### DIRECTION
Review the material line by line. Identify and copy every line that contains the string "COUNT".

[Structured figure records]
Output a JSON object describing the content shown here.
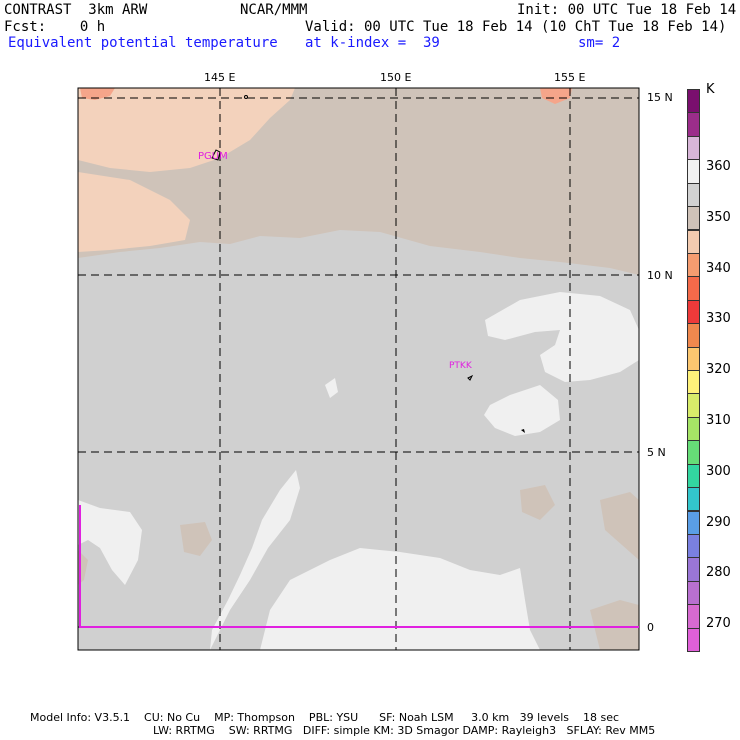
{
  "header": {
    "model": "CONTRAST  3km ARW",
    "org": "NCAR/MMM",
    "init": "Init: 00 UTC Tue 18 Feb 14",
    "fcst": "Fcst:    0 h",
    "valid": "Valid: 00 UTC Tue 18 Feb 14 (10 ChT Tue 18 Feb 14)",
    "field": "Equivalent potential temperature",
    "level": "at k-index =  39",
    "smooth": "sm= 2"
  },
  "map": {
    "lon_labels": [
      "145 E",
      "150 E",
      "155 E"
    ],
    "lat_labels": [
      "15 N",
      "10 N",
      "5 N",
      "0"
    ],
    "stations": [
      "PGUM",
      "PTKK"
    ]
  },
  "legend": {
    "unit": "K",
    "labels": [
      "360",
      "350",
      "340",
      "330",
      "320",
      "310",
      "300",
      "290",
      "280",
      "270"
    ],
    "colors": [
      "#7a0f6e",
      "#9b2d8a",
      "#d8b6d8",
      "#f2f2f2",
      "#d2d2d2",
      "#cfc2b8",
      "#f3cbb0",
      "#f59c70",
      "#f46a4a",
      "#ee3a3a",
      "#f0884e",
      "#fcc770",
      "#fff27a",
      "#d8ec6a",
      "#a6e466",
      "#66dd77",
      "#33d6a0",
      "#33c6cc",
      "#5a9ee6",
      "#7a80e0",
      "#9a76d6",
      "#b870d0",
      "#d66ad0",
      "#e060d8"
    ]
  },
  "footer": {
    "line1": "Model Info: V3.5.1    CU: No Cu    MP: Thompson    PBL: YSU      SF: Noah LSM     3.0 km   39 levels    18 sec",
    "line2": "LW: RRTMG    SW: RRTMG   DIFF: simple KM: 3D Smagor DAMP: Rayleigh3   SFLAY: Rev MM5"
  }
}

...

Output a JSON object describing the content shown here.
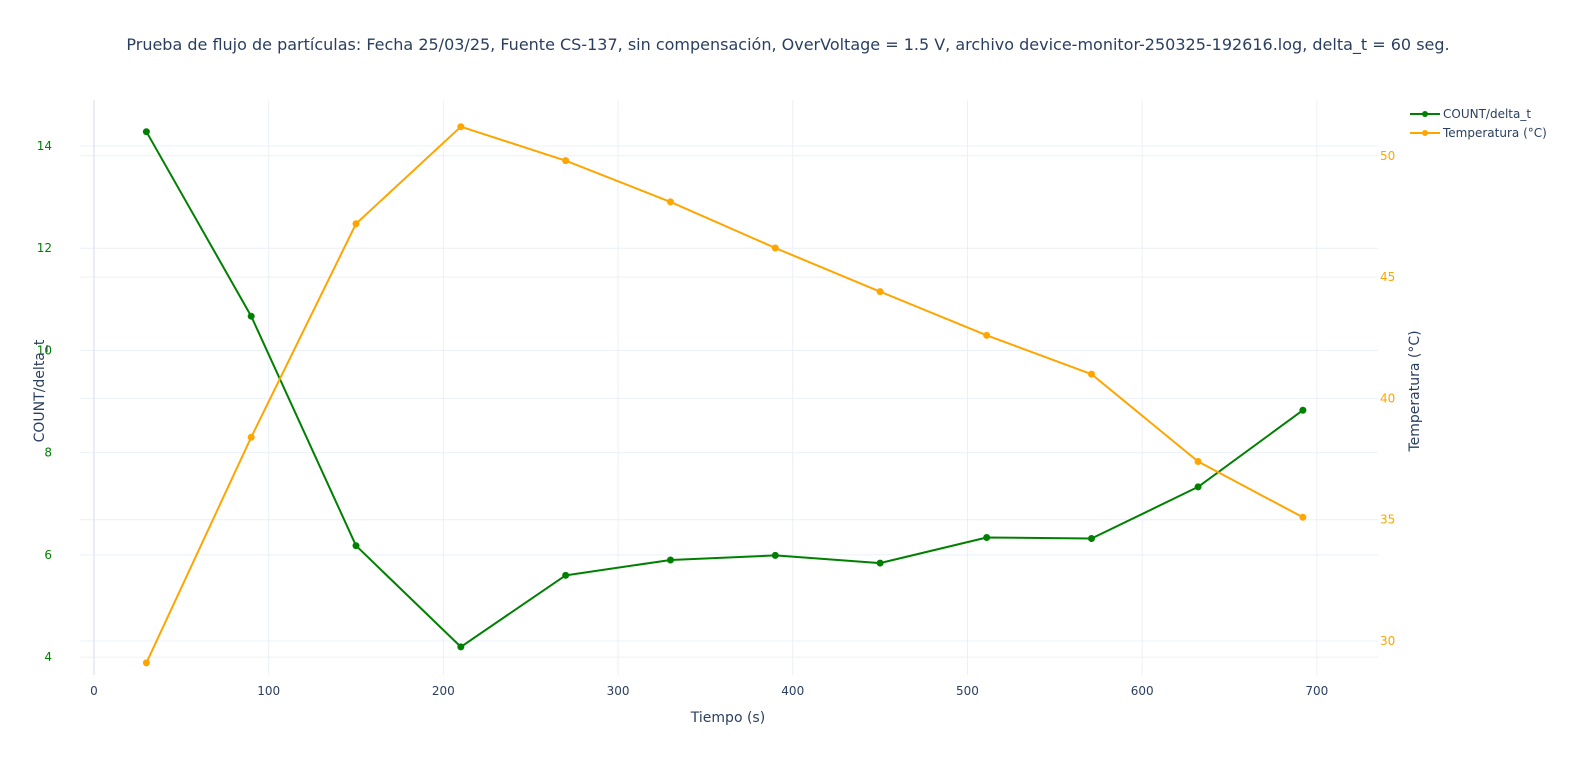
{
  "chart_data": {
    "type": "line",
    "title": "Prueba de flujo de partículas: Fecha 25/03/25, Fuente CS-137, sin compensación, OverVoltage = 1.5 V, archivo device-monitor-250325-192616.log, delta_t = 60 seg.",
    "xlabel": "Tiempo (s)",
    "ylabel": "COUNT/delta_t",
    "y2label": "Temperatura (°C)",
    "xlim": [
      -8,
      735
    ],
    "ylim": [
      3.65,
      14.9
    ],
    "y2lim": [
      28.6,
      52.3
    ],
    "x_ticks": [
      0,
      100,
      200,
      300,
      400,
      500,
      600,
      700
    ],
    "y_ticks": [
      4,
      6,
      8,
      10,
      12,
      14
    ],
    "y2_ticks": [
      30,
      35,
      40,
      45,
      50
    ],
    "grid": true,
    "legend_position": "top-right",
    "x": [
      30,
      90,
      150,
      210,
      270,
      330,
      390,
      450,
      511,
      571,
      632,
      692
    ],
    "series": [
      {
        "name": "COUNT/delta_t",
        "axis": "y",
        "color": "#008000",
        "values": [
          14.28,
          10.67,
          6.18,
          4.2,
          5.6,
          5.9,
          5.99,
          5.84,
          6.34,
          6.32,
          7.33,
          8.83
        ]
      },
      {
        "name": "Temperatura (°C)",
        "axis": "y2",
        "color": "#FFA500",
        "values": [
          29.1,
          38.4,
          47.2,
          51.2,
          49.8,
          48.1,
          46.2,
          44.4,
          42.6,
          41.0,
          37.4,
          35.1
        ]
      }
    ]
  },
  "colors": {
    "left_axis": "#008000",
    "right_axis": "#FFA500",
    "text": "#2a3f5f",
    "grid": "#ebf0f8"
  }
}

### WRITTEN ANSWER
    "ylabel": "COUNT/delta_t",
        "name": "COUNT/delta_t",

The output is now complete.